_제공된 발췌문_.

►

본 발명은 저온에 내성을 가지고 저온조건에서 식물 생장을 촉진시킬 수 있는 균주에 관한 것이다. 본 발명의 슈도모나스 프레데릭스버겐시스(Pseudomonas frederiksbergensis) OS261 균주를 식물에 접종하는 경우, 저온에 내성을 가지며 저온에서 식물 생장이 촉진된다. 따라서 본 발명의 균주를 이용하면 식물의 저온에 대한 내성을 증진시키고 저온에서 식물 생장을 촉진시켜 유용한 농작물의 생산량과 생산 효율 증대에 기여할 수 있다.

Description

저온에서 식물의 생장을 촉진하는 내한성 슈도모나스 프레데릭스버겐시스 OS261 균주 및 이의 용도{Pseudomonas frederiksbergensis OS261 Strain with Cold Resistance Promoting Plant Growth at Low Temperature and Uses Thereof}
본 발명은 저온에 내성을 가지고 저온에서 식물 생장을 촉진하는 슈도모나스 프레데릭스버겐시스(Pseudomonas frederiksbergensis) OS261 균주 및 이의 용도에 관한 것이다.
가뭄, 저온현상과 같은 환경적인 요인들은 농작물 생산에 있어서 병충해, 해충, 잡초 등과 같은 생물학적인 요인보다 더 큰 영향을 미치고 있다. 온대지역의 경우, 주기적으로 토양이 얼고 녹는 사이클을 반복하기 때문에 식물생장에 있어 온도의 영향을 더 많이 받는다. 식물생장에서 저온 스트레스를 극복하기 위해, 교배 또는 유전적 변형 등을 통한 시도가 있었다. 하지만, 저온에 대한 내성의 경우 여러 유전자가 함께 관여하고 있어서 하나의 유전자 조절에 의해 이 문제를 쉽게 해결할 수는 없었다(Fowler 및 Thomashow, 2002; Beck et al., 2004).
유용한 근권세균(rhizobacteria)은 식물과 상호작용을 하여 식물체가 스트레스 조건에서 생장하는 것을 도와주는 역할을 한다(Dimpka et al. 2009; Yang et al. 2009). 이를 이용한 기존의 연구 결과에 의하면, 다음과 같은 박테리아를 식물체에 접종함으로써 저온 스트레스를 완화시킬 수 있다는 보고가 있었다:
Brassicaceae(Chorisporabungeana), Poaceae(Triticumaestivum) 및 Vitaceae(Vitisvinifera) (Barkaetal, 2006; Dingetal, 2011; Mishraetal, 2011; Fernandezetal, .2012; Theocharisetal, .2012b)

◄

데이터 소스에서 가져온 기록
►

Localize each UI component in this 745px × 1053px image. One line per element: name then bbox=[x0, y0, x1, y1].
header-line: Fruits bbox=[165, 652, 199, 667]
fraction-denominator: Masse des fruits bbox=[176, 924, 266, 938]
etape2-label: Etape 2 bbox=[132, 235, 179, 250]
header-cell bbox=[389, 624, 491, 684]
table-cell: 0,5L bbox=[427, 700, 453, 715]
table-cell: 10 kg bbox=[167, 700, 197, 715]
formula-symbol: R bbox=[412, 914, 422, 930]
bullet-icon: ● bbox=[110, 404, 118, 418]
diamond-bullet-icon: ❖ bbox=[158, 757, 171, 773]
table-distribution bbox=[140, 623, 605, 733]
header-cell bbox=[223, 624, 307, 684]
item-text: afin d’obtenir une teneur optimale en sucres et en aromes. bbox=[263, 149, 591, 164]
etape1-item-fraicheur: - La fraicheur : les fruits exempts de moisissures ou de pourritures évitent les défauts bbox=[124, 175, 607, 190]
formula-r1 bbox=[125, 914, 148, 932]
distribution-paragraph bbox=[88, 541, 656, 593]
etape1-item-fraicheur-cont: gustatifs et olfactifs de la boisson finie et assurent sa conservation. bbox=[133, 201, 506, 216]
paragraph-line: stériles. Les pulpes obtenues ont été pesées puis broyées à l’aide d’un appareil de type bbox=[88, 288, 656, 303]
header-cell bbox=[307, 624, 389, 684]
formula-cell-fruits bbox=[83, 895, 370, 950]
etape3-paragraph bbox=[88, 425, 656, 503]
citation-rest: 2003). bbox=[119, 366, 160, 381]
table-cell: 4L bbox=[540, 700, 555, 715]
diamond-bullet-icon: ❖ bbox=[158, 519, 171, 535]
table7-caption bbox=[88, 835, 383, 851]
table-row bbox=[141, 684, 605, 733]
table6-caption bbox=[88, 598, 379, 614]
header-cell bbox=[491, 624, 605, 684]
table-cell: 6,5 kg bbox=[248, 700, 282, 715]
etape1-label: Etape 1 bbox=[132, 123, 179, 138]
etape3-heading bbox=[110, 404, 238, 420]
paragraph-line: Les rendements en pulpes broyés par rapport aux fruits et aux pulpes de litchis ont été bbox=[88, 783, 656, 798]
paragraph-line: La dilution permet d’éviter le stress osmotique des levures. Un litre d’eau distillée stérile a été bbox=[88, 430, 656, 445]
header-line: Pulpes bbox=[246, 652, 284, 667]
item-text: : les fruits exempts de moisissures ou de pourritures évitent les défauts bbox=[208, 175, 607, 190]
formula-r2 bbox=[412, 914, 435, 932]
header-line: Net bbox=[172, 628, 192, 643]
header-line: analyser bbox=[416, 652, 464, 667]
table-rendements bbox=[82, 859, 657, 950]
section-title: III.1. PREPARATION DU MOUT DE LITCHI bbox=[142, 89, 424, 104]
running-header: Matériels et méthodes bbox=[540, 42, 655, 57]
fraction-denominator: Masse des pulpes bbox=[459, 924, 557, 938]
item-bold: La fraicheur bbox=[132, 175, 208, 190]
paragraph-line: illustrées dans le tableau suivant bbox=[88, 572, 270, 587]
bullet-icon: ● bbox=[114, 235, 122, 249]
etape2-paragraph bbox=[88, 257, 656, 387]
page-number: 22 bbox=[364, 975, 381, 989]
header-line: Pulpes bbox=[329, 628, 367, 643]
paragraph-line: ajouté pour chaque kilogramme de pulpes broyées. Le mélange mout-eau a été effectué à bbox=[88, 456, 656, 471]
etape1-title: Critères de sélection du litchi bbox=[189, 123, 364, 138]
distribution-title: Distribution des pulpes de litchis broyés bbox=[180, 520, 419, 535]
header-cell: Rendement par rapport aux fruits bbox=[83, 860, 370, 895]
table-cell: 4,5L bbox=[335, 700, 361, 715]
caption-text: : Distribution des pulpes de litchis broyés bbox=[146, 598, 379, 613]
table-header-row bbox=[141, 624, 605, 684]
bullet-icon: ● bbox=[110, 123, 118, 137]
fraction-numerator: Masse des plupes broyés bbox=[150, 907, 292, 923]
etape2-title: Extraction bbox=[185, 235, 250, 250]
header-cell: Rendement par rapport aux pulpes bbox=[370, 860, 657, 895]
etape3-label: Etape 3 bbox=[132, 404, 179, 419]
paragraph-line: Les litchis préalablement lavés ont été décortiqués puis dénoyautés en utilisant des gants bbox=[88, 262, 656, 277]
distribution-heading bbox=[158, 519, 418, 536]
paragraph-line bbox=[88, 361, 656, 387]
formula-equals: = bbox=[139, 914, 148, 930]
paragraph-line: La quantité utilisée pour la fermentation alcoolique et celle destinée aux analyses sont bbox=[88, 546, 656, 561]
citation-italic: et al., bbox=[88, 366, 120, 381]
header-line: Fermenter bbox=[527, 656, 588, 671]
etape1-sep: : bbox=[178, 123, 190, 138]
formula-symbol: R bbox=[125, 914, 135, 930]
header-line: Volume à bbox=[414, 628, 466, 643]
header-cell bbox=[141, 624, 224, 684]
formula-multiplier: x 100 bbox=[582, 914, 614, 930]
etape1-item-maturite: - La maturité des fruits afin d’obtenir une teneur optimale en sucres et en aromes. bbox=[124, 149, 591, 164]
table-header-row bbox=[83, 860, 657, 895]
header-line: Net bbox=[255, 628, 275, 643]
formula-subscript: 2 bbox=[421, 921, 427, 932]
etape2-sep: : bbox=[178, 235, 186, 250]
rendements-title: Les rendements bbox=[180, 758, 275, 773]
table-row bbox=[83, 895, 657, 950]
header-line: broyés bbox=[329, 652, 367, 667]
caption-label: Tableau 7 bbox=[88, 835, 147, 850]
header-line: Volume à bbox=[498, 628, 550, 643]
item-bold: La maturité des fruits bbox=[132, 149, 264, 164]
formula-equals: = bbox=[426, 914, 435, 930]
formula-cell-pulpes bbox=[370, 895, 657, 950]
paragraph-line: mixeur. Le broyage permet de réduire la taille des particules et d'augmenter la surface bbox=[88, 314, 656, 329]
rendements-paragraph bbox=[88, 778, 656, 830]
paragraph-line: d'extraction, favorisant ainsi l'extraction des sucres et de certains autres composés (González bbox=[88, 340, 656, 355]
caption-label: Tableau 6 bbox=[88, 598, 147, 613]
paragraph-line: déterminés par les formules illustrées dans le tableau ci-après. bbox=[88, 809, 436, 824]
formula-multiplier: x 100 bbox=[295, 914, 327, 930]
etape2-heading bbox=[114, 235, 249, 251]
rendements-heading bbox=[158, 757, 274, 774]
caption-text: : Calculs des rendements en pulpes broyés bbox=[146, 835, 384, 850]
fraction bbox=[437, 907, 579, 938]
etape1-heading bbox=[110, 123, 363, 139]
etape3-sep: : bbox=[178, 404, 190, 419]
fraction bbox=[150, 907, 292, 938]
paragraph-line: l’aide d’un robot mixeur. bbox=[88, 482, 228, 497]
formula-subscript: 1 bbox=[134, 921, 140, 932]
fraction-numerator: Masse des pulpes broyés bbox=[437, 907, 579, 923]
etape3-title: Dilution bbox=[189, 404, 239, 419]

◄

_수행할 과제_.
[a] 발췌문에 근거하여 다음 질문에 답하십시오.
(i) 온대지역에서 식물생장이 온도의 영향을 더 많이 받는 이유는 무엇입니까?
(ii) 저온에 대한 내성 문제를 하나의 유전자 조절로 쉽게 해결할 수 없었던 이유는 무엇입니까?
(iii) 유용한 근권세균은 식물과 상호작용하여 어떤 역할을 합니까?
[b] 발췌문에서 "가뭄, 저온현상과 같은"부터 "et al., 2004)."까지 이르는 부분 전체를 그대로 옮겨 적으십시오.

_예상 결과_.
[a]
(i) 주기적으로 토양이 얼고 녹는 사이클을 반복하기 때문입니다.
(ii) 저온에 대한 내성에는 여러 유전자가 함께 관여하기 때문입니다.
(iii) 식물체가 스트레스 조건에서 생장하도록 도와줍니다.

[b]
가뭄, 저온현상과 같은 환경적인 요인들은 농작물 생산에 있어서 병충해, 해충, 잡초 등과 같은 생물학적인 요인보다 더 큰 영향을 미치고 있다. 온대지역의 경우, 주기적으로 토양이 얼고 녹는 사이클을 반복하기 때문에 식물생장에 있어 온도의 영향을 더 많이 받는다. 식물생장에서 저온 스트레스를 극복하기 위해, 교배 또는 유전적 변형 등을 통한 시도가 있었다. 하지만, 저온에 대한 내성의 경우 여러 유전자가 함께 관여하고 있어서 하나의 유전자 조절에 의해 이 문제를 쉽게 해결할 수는 없었다(Fowler 및 Thomashow, 2002; Beck et al., 2004).